Problem requirements: Pick out and copy every line below that has the word "this".

Given entries:
□ □ □
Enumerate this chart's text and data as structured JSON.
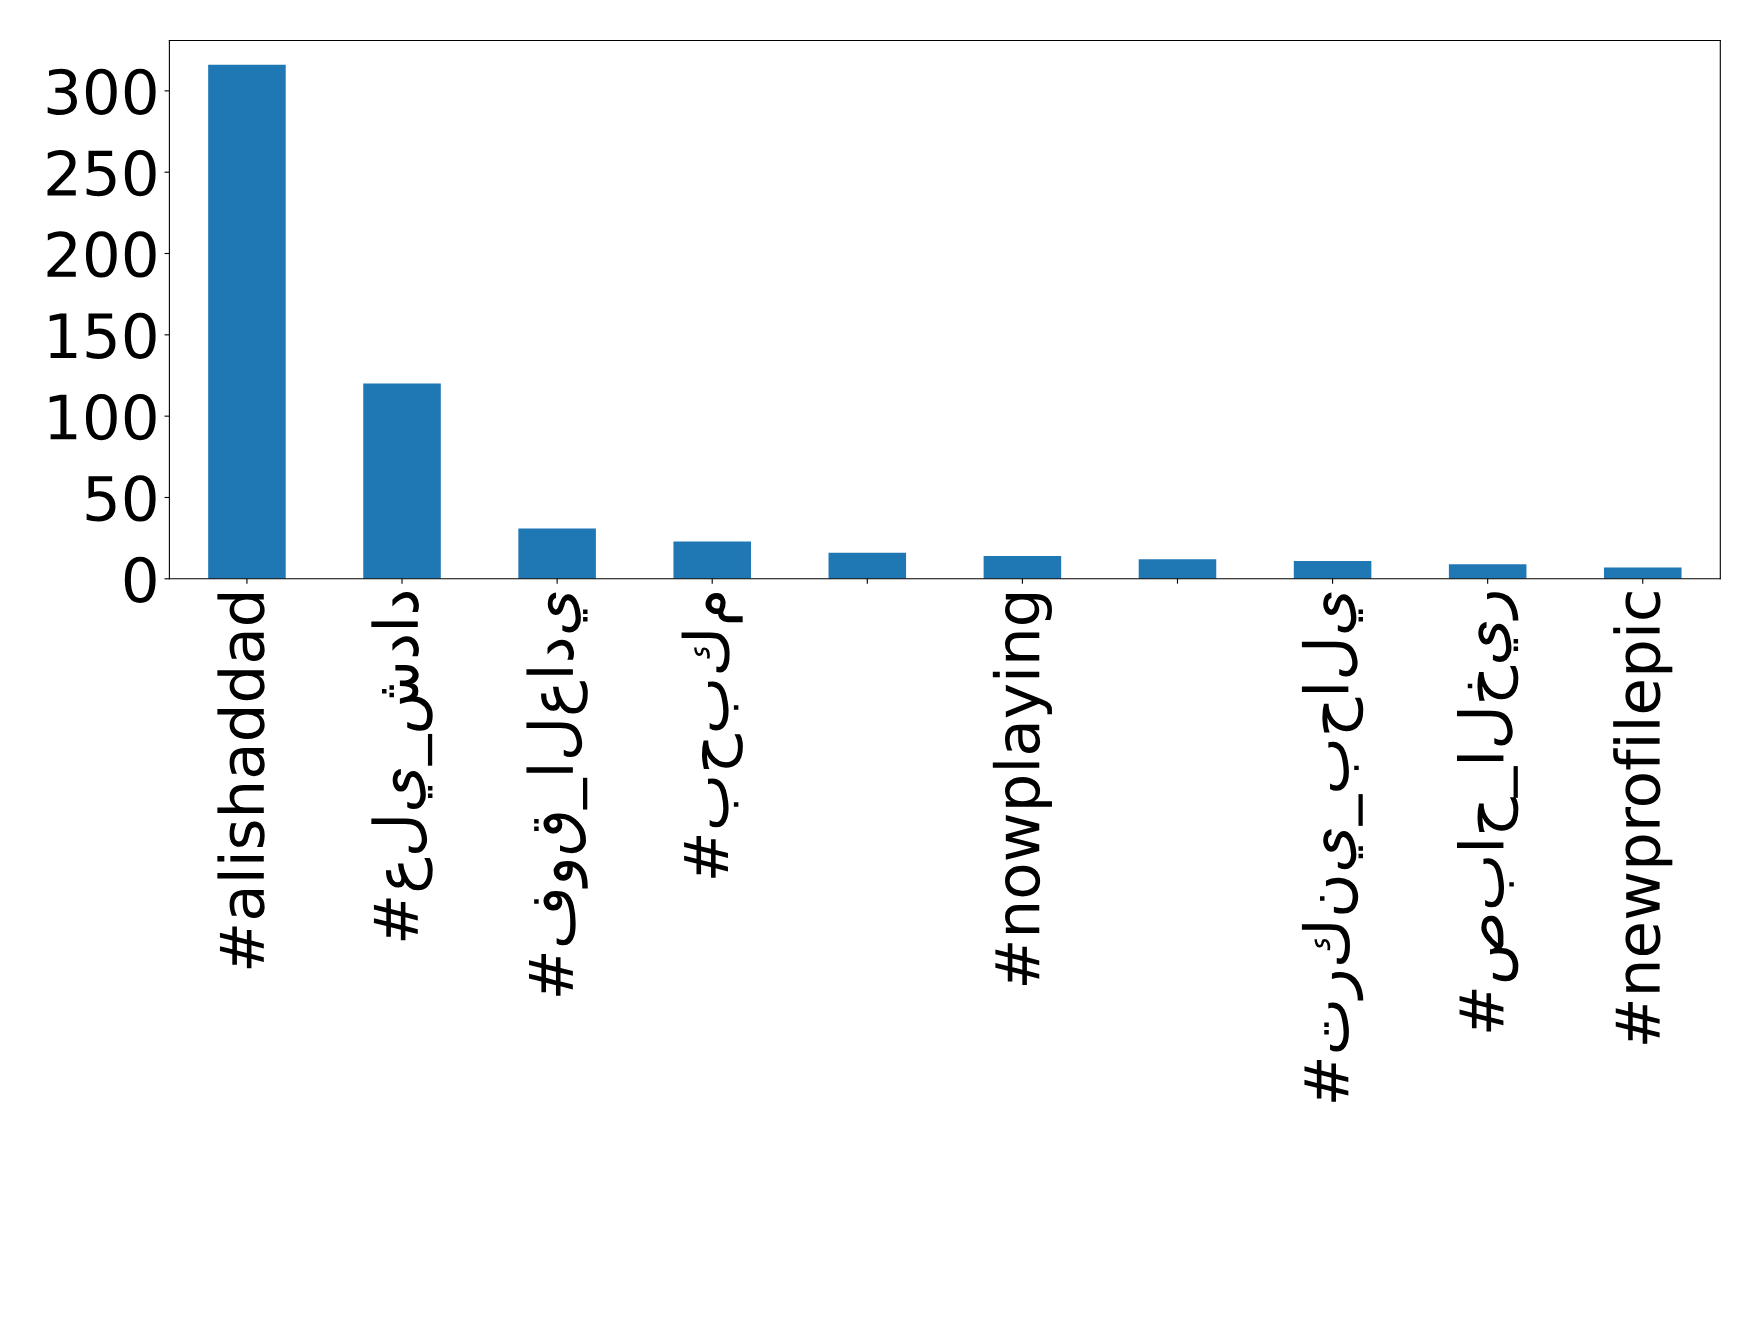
{
  "chart_data": {
    "type": "bar",
    "categories": [
      "#alishaddad",
      "#علي_شداد",
      "#فوق_العادي",
      "#بحبكم",
      null,
      "#nowplaying",
      null,
      "#تركني_بحالي",
      "#صباح_الخير",
      "#newprofilepic"
    ],
    "values": [
      316,
      120,
      31,
      23,
      16,
      14,
      12,
      11,
      9,
      7
    ],
    "color": "#1f77b4",
    "ylim": [
      0,
      331
    ],
    "yticks": [
      0,
      50,
      100,
      150,
      200,
      250,
      300
    ],
    "grid": false,
    "legend": false
  }
}
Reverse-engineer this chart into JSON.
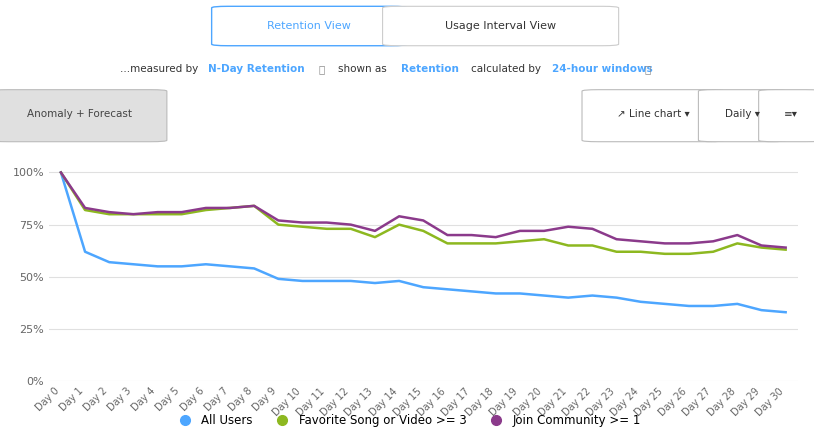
{
  "x_labels": [
    "Day 0",
    "Day 1",
    "Day 2",
    "Day 3",
    "Day 4",
    "Day 5",
    "Day 6",
    "Day 7",
    "Day 8",
    "Day 9",
    "Day 10",
    "Day 11",
    "Day 12",
    "Day 13",
    "Day 14",
    "Day 15",
    "Day 16",
    "Day 17",
    "Day 18",
    "Day 19",
    "Day 20",
    "Day 21",
    "Day 22",
    "Day 23",
    "Day 24",
    "Day 25",
    "Day 26",
    "Day 27",
    "Day 28",
    "Day 29",
    "Day 30"
  ],
  "all_users": [
    100,
    62,
    57,
    56,
    55,
    55,
    56,
    55,
    54,
    49,
    48,
    48,
    48,
    47,
    48,
    45,
    44,
    43,
    42,
    42,
    41,
    40,
    41,
    40,
    38,
    37,
    36,
    36,
    37,
    34,
    33
  ],
  "favorite_song": [
    100,
    82,
    80,
    80,
    80,
    80,
    82,
    83,
    84,
    75,
    74,
    73,
    73,
    69,
    75,
    72,
    66,
    66,
    66,
    67,
    68,
    65,
    65,
    62,
    62,
    61,
    61,
    62,
    66,
    64,
    63
  ],
  "join_community": [
    100,
    83,
    81,
    80,
    81,
    81,
    83,
    83,
    84,
    77,
    76,
    76,
    75,
    72,
    79,
    77,
    70,
    70,
    69,
    72,
    72,
    74,
    73,
    68,
    67,
    66,
    66,
    67,
    70,
    65,
    64
  ],
  "all_users_color": "#4da6ff",
  "favorite_song_color": "#8db820",
  "join_community_color": "#8b3a8b",
  "background_color": "#ffffff",
  "grid_color": "#e0e0e0",
  "yticks": [
    0,
    25,
    50,
    75,
    100
  ],
  "ytick_labels": [
    "0%",
    "25%",
    "50%",
    "75%",
    "100%"
  ],
  "legend_labels": [
    "All Users",
    "Favorite Song or Video >= 3",
    "Join Community >= 1"
  ],
  "anomaly_button_text": "Anomaly + Forecast",
  "chart_type_text": "Line chart",
  "interval_text": "Daily"
}
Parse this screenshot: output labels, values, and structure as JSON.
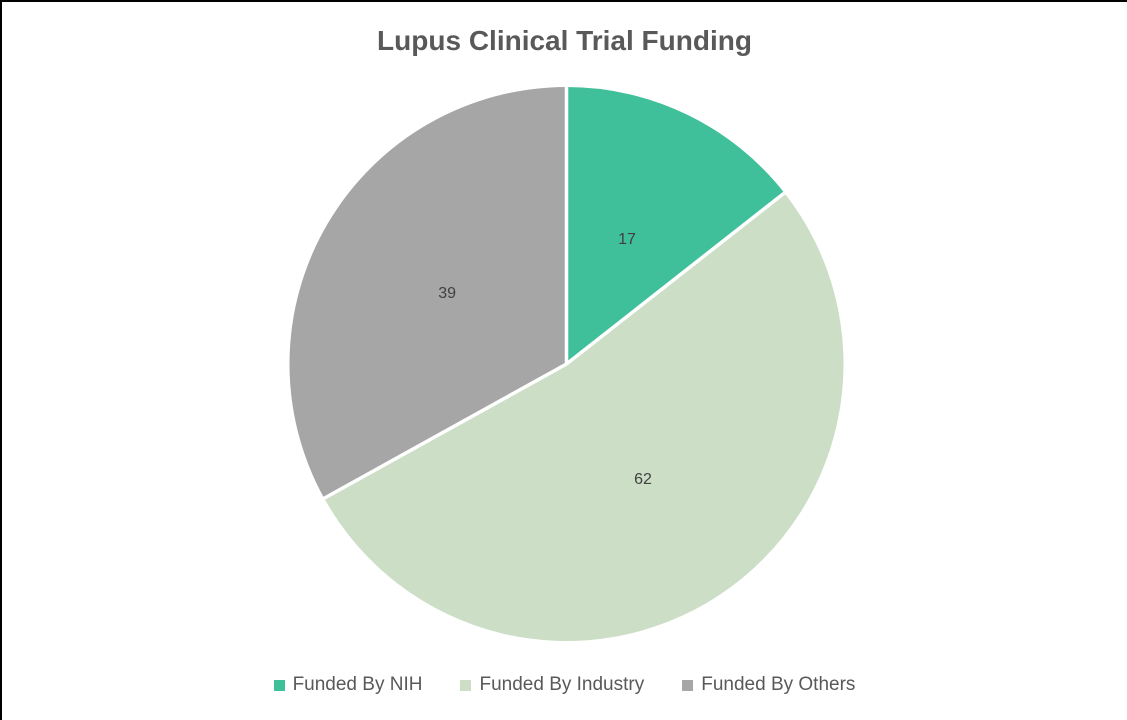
{
  "frame": {
    "border_color": "#000000",
    "background_color": "#ffffff"
  },
  "chart_data": {
    "type": "pie",
    "title": "Lupus Clinical Trial Funding",
    "categories": [
      "Funded By NIH",
      "Funded By Industry",
      "Funded By Others"
    ],
    "values": [
      17,
      62,
      39
    ],
    "colors": [
      "#40C09A",
      "#CCDEC6",
      "#A6A6A6"
    ],
    "data_labels": true,
    "data_label_color": "#404040",
    "title_color": "#595959",
    "legend_text_color": "#595959",
    "separator_color": "#FFFFFF",
    "start_angle_deg": 0,
    "direction": "clockwise",
    "legend_position": "bottom",
    "total": 118
  }
}
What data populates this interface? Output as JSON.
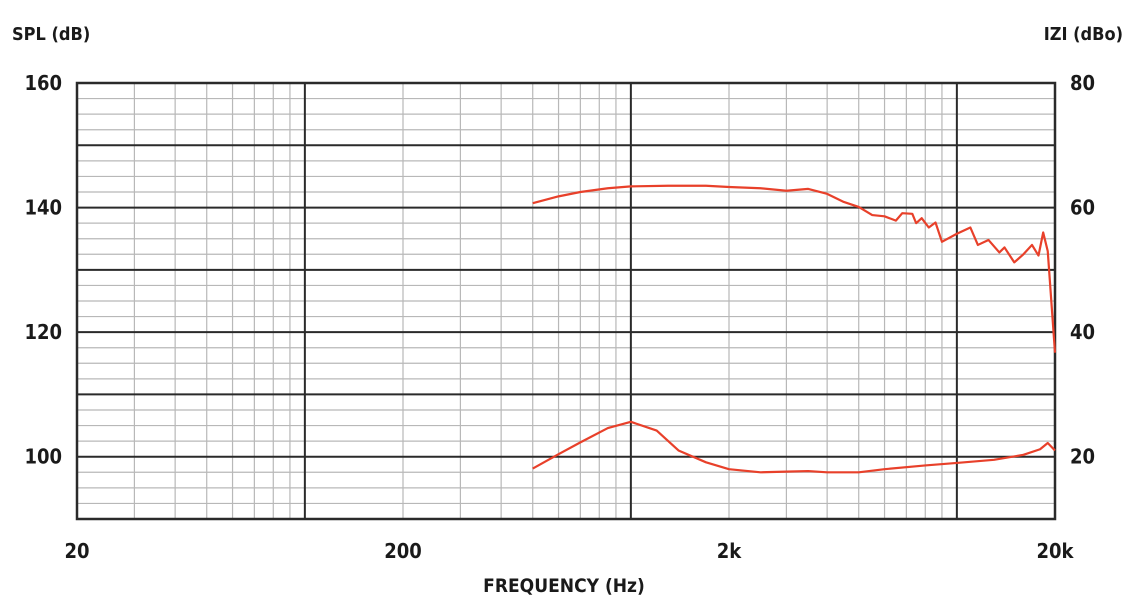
{
  "chart_data": {
    "type": "line",
    "title": "",
    "xlabel": "FREQUENCY (Hz)",
    "ylabel_left": "SPL (dB)",
    "ylabel_right": "IZI (dBo)",
    "x_scale": "log",
    "xlim": [
      20,
      20000
    ],
    "ylim_left": [
      90,
      160
    ],
    "ylim_right": [
      10,
      80
    ],
    "x_ticks": [
      {
        "value": 20,
        "label": "20"
      },
      {
        "value": 200,
        "label": "200"
      },
      {
        "value": 2000,
        "label": "2k"
      },
      {
        "value": 20000,
        "label": "20k"
      }
    ],
    "y_ticks_left": [
      {
        "value": 160,
        "label": "160"
      },
      {
        "value": 140,
        "label": "140"
      },
      {
        "value": 120,
        "label": "120"
      },
      {
        "value": 100,
        "label": "100"
      }
    ],
    "y_ticks_right": [
      {
        "value": 80,
        "label": "80"
      },
      {
        "value": 60,
        "label": "60"
      },
      {
        "value": 40,
        "label": "40"
      },
      {
        "value": 20,
        "label": "20"
      }
    ],
    "grid": true,
    "line_color": "#e8402a",
    "series": [
      {
        "axis": "left",
        "points": [
          [
            500,
            140.7
          ],
          [
            600,
            141.8
          ],
          [
            700,
            142.5
          ],
          [
            850,
            143.1
          ],
          [
            1000,
            143.4
          ],
          [
            1300,
            143.5
          ],
          [
            1700,
            143.5
          ],
          [
            2000,
            143.3
          ],
          [
            2500,
            143.1
          ],
          [
            3000,
            142.7
          ],
          [
            3500,
            143.0
          ],
          [
            4000,
            142.2
          ],
          [
            4500,
            140.9
          ],
          [
            5000,
            140.1
          ],
          [
            5500,
            138.8
          ],
          [
            6000,
            138.6
          ],
          [
            6500,
            137.9
          ],
          [
            6800,
            139.1
          ],
          [
            7300,
            139.0
          ],
          [
            7500,
            137.5
          ],
          [
            7800,
            138.3
          ],
          [
            8200,
            136.8
          ],
          [
            8600,
            137.6
          ],
          [
            9000,
            134.5
          ],
          [
            10000,
            135.8
          ],
          [
            11000,
            136.8
          ],
          [
            11600,
            134.0
          ],
          [
            12500,
            134.8
          ],
          [
            13500,
            132.8
          ],
          [
            14000,
            133.6
          ],
          [
            15000,
            131.2
          ],
          [
            16000,
            132.5
          ],
          [
            17000,
            134.0
          ],
          [
            17800,
            132.3
          ],
          [
            18400,
            136.0
          ],
          [
            19000,
            133.0
          ],
          [
            20000,
            116.7
          ]
        ]
      },
      {
        "axis": "right",
        "points": [
          [
            500,
            18.1
          ],
          [
            600,
            20.4
          ],
          [
            700,
            22.3
          ],
          [
            850,
            24.6
          ],
          [
            1000,
            25.6
          ],
          [
            1200,
            24.2
          ],
          [
            1400,
            21.0
          ],
          [
            1700,
            19.1
          ],
          [
            2000,
            18.0
          ],
          [
            2500,
            17.5
          ],
          [
            3000,
            17.6
          ],
          [
            3500,
            17.7
          ],
          [
            4000,
            17.5
          ],
          [
            5000,
            17.5
          ],
          [
            6000,
            18.0
          ],
          [
            8000,
            18.6
          ],
          [
            10000,
            19.0
          ],
          [
            13000,
            19.5
          ],
          [
            16000,
            20.3
          ],
          [
            18000,
            21.2
          ],
          [
            19000,
            22.2
          ],
          [
            20000,
            21.0
          ]
        ]
      }
    ]
  }
}
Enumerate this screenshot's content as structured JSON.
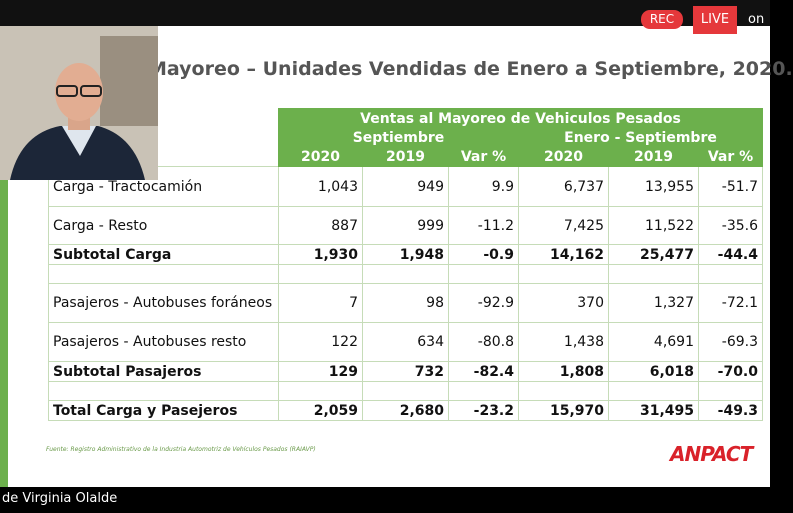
□ □ □
Written solution:
Enumerate this chart's text and data as structured JSON.
Reverse-engineer this chart into JSON.
Parse this screenshot: output labels, values, and structure as JSON.
What data populates this interface? Output as JSON.
Enumerate this screenshot's content as structured JSON.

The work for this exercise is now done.